Start RECORDS

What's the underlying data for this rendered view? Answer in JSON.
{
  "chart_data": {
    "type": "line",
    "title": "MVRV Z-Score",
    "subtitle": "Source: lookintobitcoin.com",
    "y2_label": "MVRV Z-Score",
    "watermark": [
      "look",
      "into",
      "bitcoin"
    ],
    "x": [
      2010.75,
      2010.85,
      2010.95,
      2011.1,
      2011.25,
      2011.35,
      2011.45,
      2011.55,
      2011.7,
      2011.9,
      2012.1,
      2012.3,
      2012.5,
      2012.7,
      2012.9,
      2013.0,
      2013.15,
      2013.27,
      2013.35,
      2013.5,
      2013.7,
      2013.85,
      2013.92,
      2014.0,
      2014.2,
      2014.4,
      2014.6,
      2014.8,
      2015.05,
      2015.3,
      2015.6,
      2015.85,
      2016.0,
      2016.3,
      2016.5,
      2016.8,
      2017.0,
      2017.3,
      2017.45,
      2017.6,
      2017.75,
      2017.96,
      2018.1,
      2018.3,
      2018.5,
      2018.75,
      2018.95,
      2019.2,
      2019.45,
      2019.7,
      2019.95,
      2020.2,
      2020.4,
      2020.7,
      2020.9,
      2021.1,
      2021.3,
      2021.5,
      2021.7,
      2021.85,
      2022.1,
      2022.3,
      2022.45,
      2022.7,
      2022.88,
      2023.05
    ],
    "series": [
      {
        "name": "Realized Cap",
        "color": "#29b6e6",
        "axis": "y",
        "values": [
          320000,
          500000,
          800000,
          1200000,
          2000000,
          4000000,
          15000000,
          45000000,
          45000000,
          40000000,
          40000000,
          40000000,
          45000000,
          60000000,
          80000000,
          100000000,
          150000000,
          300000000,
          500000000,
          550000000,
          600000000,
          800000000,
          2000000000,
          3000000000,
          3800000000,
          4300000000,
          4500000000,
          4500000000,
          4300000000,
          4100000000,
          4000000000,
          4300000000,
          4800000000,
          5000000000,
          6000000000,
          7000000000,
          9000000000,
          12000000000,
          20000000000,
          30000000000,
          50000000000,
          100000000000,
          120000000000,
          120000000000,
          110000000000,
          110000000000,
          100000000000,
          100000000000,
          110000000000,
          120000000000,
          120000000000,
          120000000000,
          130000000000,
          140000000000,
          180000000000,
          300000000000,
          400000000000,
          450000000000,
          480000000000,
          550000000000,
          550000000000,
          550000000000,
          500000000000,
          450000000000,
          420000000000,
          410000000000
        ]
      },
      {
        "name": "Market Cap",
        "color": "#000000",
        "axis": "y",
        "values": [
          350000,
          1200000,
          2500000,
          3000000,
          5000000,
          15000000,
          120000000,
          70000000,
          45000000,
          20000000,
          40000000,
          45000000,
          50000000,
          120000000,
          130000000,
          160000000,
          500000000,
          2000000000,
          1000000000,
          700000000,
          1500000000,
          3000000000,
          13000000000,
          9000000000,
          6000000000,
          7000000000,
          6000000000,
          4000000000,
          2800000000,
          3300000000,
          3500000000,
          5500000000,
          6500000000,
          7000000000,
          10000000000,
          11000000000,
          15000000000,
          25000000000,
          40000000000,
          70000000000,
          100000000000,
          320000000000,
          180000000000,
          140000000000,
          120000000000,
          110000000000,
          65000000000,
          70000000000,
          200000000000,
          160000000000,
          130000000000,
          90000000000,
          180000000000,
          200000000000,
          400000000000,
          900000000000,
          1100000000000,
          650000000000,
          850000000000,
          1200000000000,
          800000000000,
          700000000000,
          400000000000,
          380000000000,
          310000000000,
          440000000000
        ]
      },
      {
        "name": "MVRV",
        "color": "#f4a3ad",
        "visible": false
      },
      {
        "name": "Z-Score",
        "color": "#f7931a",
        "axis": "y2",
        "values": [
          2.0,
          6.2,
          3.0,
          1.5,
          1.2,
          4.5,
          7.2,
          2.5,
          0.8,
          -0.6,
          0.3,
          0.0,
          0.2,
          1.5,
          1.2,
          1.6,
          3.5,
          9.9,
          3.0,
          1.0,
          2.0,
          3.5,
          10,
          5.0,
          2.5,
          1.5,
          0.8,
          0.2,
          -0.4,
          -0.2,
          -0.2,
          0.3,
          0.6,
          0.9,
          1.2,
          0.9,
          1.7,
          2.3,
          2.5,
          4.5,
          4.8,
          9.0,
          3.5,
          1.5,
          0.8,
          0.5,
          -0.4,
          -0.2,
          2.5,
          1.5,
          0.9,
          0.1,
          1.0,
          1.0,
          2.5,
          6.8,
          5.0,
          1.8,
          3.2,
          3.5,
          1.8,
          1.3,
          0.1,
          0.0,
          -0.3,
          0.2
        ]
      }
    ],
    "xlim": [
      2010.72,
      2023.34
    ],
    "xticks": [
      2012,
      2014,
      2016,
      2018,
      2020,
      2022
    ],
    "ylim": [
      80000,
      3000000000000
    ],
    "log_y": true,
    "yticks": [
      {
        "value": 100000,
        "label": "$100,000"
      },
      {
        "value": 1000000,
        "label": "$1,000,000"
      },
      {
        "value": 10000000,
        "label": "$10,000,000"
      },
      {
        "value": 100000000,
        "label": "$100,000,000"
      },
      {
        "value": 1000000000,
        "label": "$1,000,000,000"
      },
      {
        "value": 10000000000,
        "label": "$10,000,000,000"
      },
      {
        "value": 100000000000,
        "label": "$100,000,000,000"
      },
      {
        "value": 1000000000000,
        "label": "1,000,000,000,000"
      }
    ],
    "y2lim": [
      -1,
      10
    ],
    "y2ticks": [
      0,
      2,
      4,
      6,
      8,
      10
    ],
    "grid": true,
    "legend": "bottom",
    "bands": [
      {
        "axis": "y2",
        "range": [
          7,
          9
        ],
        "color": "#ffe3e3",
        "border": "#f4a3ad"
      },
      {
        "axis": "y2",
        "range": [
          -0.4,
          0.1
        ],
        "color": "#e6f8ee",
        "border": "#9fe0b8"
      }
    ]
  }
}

End RECORDS

*TASK OBJECTIVE*. Return every entry verbatim.

*EXERCISE ANSWER*.
What's the underlying data for this rendered view? Answer in JSON.
{
  "chart_data": {
    "type": "line",
    "title": "MVRV Z-Score",
    "subtitle": "Source: lookintobitcoin.com",
    "y2_label": "MVRV Z-Score",
    "watermark": [
      "look",
      "into",
      "bitcoin"
    ],
    "x": [
      2010.75,
      2010.85,
      2010.95,
      2011.1,
      2011.25,
      2011.35,
      2011.45,
      2011.55,
      2011.7,
      2011.9,
      2012.1,
      2012.3,
      2012.5,
      2012.7,
      2012.9,
      2013.0,
      2013.15,
      2013.27,
      2013.35,
      2013.5,
      2013.7,
      2013.85,
      2013.92,
      2014.0,
      2014.2,
      2014.4,
      2014.6,
      2014.8,
      2015.05,
      2015.3,
      2015.6,
      2015.85,
      2016.0,
      2016.3,
      2016.5,
      2016.8,
      2017.0,
      2017.3,
      2017.45,
      2017.6,
      2017.75,
      2017.96,
      2018.1,
      2018.3,
      2018.5,
      2018.75,
      2018.95,
      2019.2,
      2019.45,
      2019.7,
      2019.95,
      2020.2,
      2020.4,
      2020.7,
      2020.9,
      2021.1,
      2021.3,
      2021.5,
      2021.7,
      2021.85,
      2022.1,
      2022.3,
      2022.45,
      2022.7,
      2022.88,
      2023.05
    ],
    "series": [
      {
        "name": "Realized Cap",
        "color": "#29b6e6",
        "axis": "y",
        "values": [
          320000,
          500000,
          800000,
          1200000,
          2000000,
          4000000,
          15000000,
          45000000,
          45000000,
          40000000,
          40000000,
          40000000,
          45000000,
          60000000,
          80000000,
          100000000,
          150000000,
          300000000,
          500000000,
          550000000,
          600000000,
          800000000,
          2000000000,
          3000000000,
          3800000000,
          4300000000,
          4500000000,
          4500000000,
          4300000000,
          4100000000,
          4000000000,
          4300000000,
          4800000000,
          5000000000,
          6000000000,
          7000000000,
          9000000000,
          12000000000,
          20000000000,
          30000000000,
          50000000000,
          100000000000,
          120000000000,
          120000000000,
          110000000000,
          110000000000,
          100000000000,
          100000000000,
          110000000000,
          120000000000,
          120000000000,
          120000000000,
          130000000000,
          140000000000,
          180000000000,
          300000000000,
          400000000000,
          450000000000,
          480000000000,
          550000000000,
          550000000000,
          550000000000,
          500000000000,
          450000000000,
          420000000000,
          410000000000
        ]
      },
      {
        "name": "Market Cap",
        "color": "#000000",
        "axis": "y",
        "values": [
          350000,
          1200000,
          2500000,
          3000000,
          5000000,
          15000000,
          120000000,
          70000000,
          45000000,
          20000000,
          40000000,
          45000000,
          50000000,
          120000000,
          130000000,
          160000000,
          500000000,
          2000000000,
          1000000000,
          700000000,
          1500000000,
          3000000000,
          13000000000,
          9000000000,
          6000000000,
          7000000000,
          6000000000,
          4000000000,
          2800000000,
          3300000000,
          3500000000,
          5500000000,
          6500000000,
          7000000000,
          10000000000,
          11000000000,
          15000000000,
          25000000000,
          40000000000,
          70000000000,
          100000000000,
          320000000000,
          180000000000,
          140000000000,
          120000000000,
          110000000000,
          65000000000,
          70000000000,
          200000000000,
          160000000000,
          130000000000,
          90000000000,
          180000000000,
          200000000000,
          400000000000,
          900000000000,
          1100000000000,
          650000000000,
          850000000000,
          1200000000000,
          800000000000,
          700000000000,
          400000000000,
          380000000000,
          310000000000,
          440000000000
        ]
      },
      {
        "name": "MVRV",
        "color": "#f4a3ad",
        "visible": false
      },
      {
        "name": "Z-Score",
        "color": "#f7931a",
        "axis": "y2",
        "values": [
          2.0,
          6.2,
          3.0,
          1.5,
          1.2,
          4.5,
          7.2,
          2.5,
          0.8,
          -0.6,
          0.3,
          0.0,
          0.2,
          1.5,
          1.2,
          1.6,
          3.5,
          9.9,
          3.0,
          1.0,
          2.0,
          3.5,
          10,
          5.0,
          2.5,
          1.5,
          0.8,
          0.2,
          -0.4,
          -0.2,
          -0.2,
          0.3,
          0.6,
          0.9,
          1.2,
          0.9,
          1.7,
          2.3,
          2.5,
          4.5,
          4.8,
          9.0,
          3.5,
          1.5,
          0.8,
          0.5,
          -0.4,
          -0.2,
          2.5,
          1.5,
          0.9,
          0.1,
          1.0,
          1.0,
          2.5,
          6.8,
          5.0,
          1.8,
          3.2,
          3.5,
          1.8,
          1.3,
          0.1,
          0.0,
          -0.3,
          0.2
        ]
      }
    ],
    "xlim": [
      2010.72,
      2023.34
    ],
    "xticks": [
      2012,
      2014,
      2016,
      2018,
      2020,
      2022
    ],
    "ylim": [
      80000,
      3000000000000
    ],
    "log_y": true,
    "yticks": [
      {
        "value": 100000,
        "label": "$100,000"
      },
      {
        "value": 1000000,
        "label": "$1,000,000"
      },
      {
        "value": 10000000,
        "label": "$10,000,000"
      },
      {
        "value": 100000000,
        "label": "$100,000,000"
      },
      {
        "value": 1000000000,
        "label": "$1,000,000,000"
      },
      {
        "value": 10000000000,
        "label": "$10,000,000,000"
      },
      {
        "value": 100000000000,
        "label": "$100,000,000,000"
      },
      {
        "value": 1000000000000,
        "label": "1,000,000,000,000"
      }
    ],
    "y2lim": [
      -1,
      10
    ],
    "y2ticks": [
      0,
      2,
      4,
      6,
      8,
      10
    ],
    "grid": true,
    "legend": "bottom",
    "bands": [
      {
        "axis": "y2",
        "range": [
          7,
          9
        ],
        "color": "#ffe3e3",
        "border": "#f4a3ad"
      },
      {
        "axis": "y2",
        "range": [
          -0.4,
          0.1
        ],
        "color": "#e6f8ee",
        "border": "#9fe0b8"
      }
    ]
  }
}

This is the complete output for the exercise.